(WHAT IS NEEDED):
Search the records that follow and extract every line containing the string "diese".

(SOURCE MATERIAL):
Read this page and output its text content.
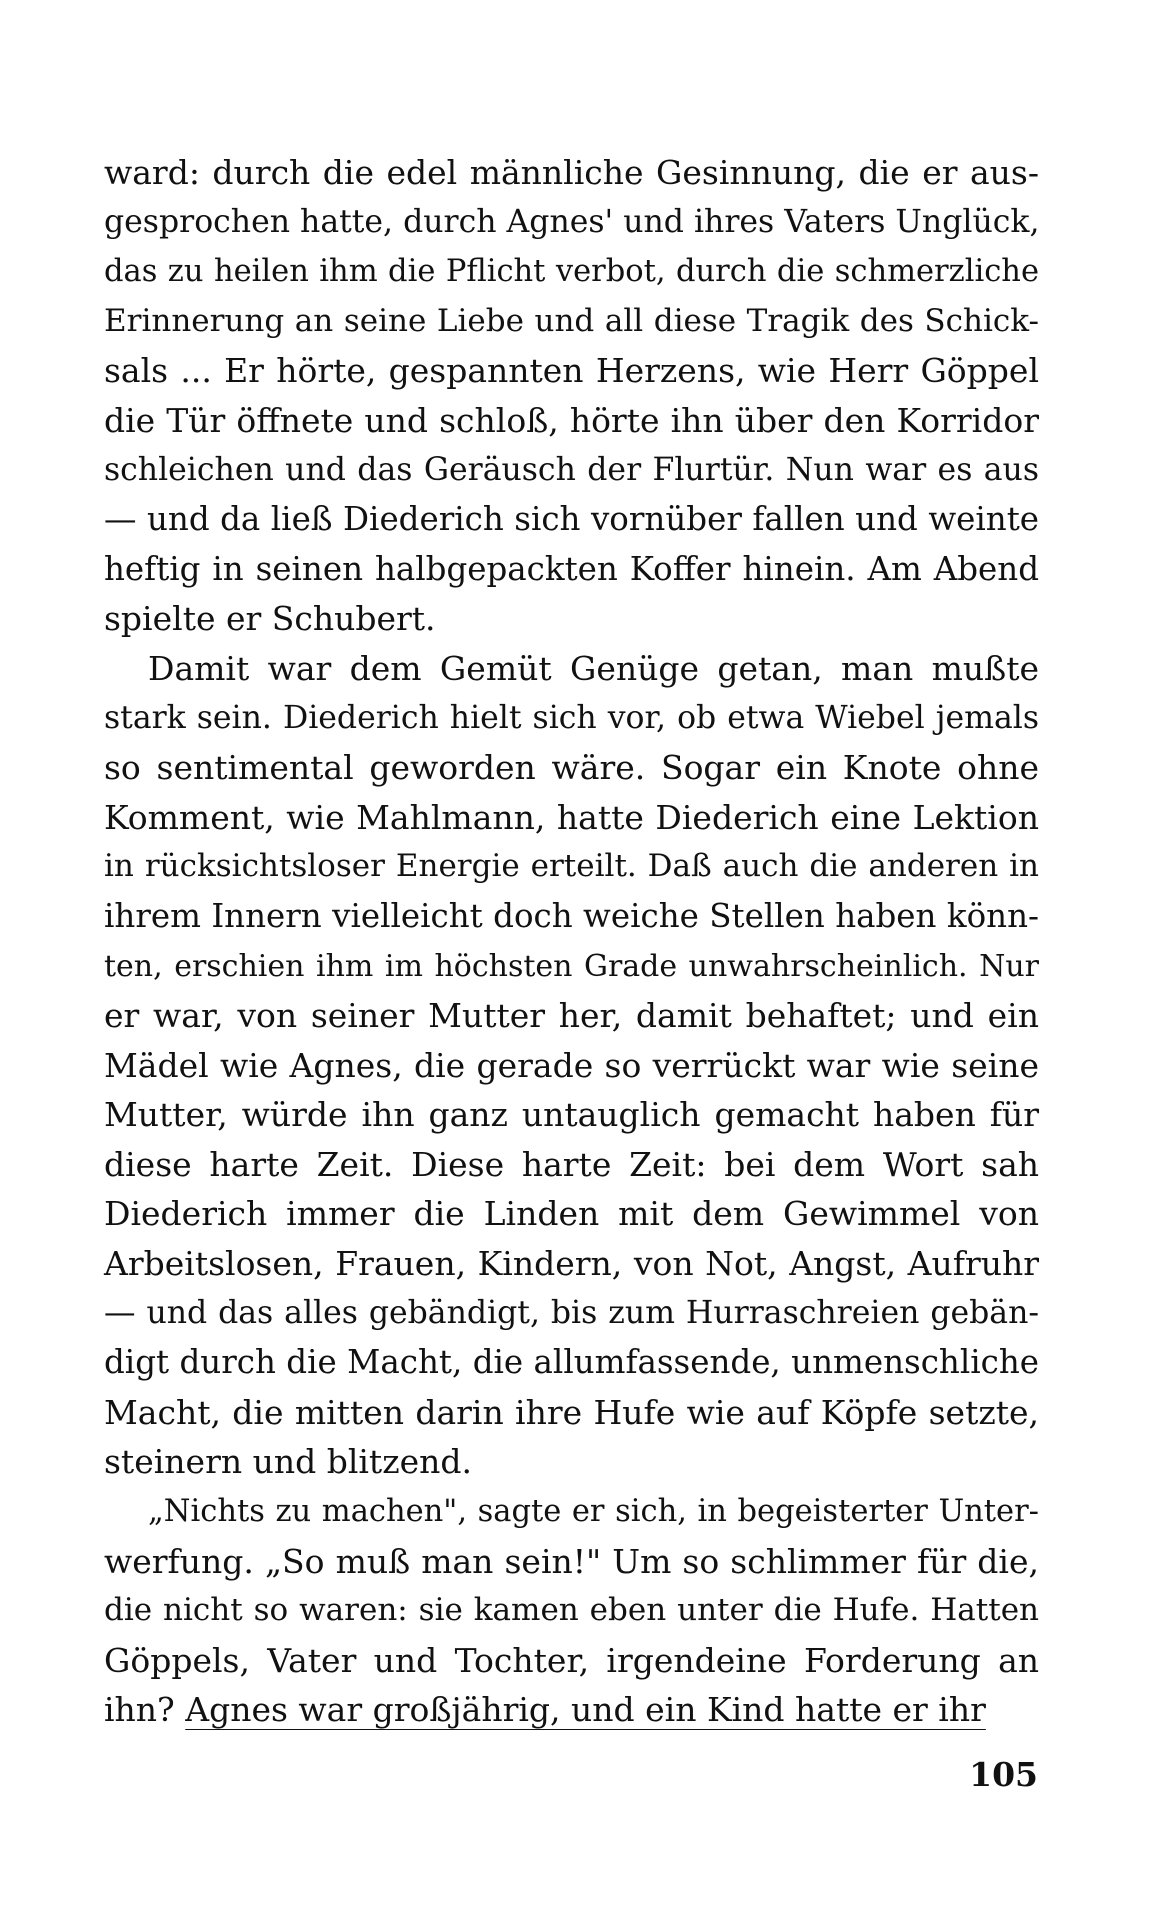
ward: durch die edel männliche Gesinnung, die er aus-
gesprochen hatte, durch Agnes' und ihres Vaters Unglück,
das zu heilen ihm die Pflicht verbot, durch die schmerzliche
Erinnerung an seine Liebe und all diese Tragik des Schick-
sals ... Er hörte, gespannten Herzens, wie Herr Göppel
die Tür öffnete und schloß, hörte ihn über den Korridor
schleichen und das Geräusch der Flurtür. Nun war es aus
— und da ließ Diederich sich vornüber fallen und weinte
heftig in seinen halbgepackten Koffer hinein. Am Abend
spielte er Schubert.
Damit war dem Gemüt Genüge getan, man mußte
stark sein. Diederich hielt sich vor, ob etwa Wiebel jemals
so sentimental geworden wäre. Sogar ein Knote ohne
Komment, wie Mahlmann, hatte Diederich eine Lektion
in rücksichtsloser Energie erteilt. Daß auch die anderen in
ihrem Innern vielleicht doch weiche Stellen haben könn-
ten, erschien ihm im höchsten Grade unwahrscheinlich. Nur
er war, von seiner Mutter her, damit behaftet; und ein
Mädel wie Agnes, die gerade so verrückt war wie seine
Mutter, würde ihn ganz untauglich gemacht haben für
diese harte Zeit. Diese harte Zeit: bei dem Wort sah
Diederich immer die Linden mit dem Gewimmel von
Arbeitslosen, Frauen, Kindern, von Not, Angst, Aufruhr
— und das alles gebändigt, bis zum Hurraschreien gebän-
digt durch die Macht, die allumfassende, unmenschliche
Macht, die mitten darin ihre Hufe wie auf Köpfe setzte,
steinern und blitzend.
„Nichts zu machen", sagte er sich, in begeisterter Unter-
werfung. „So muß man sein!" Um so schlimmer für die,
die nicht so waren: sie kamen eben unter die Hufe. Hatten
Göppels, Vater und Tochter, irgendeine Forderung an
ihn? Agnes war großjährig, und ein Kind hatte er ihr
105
...
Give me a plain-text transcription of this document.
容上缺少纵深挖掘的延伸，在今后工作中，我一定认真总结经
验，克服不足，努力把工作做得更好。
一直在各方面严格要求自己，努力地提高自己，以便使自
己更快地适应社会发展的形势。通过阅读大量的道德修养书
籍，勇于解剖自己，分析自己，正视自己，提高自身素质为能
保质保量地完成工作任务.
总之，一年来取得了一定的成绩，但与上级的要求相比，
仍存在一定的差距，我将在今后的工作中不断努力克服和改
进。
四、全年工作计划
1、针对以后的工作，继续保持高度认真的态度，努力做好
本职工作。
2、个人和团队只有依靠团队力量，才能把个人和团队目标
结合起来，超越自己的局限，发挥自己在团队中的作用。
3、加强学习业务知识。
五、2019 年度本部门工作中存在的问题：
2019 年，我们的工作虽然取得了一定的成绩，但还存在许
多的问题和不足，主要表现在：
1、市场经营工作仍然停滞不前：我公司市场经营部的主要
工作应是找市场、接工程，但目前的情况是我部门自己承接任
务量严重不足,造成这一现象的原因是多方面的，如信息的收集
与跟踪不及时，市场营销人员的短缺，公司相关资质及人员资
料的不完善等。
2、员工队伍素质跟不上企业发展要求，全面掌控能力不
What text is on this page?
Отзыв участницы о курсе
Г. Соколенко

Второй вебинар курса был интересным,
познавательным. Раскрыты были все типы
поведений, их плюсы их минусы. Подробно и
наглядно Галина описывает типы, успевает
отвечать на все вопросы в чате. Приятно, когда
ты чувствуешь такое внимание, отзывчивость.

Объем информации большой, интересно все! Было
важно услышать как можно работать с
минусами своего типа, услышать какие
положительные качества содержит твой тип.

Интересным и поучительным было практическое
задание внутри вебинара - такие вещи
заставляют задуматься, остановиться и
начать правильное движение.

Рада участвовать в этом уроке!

(ANSWER FOR THIS EXERCISE):
Erinnerung an seine Liebe und all diese Tragik des Schick-
diese harte Zeit. Diese harte Zeit: bei dem Wort sah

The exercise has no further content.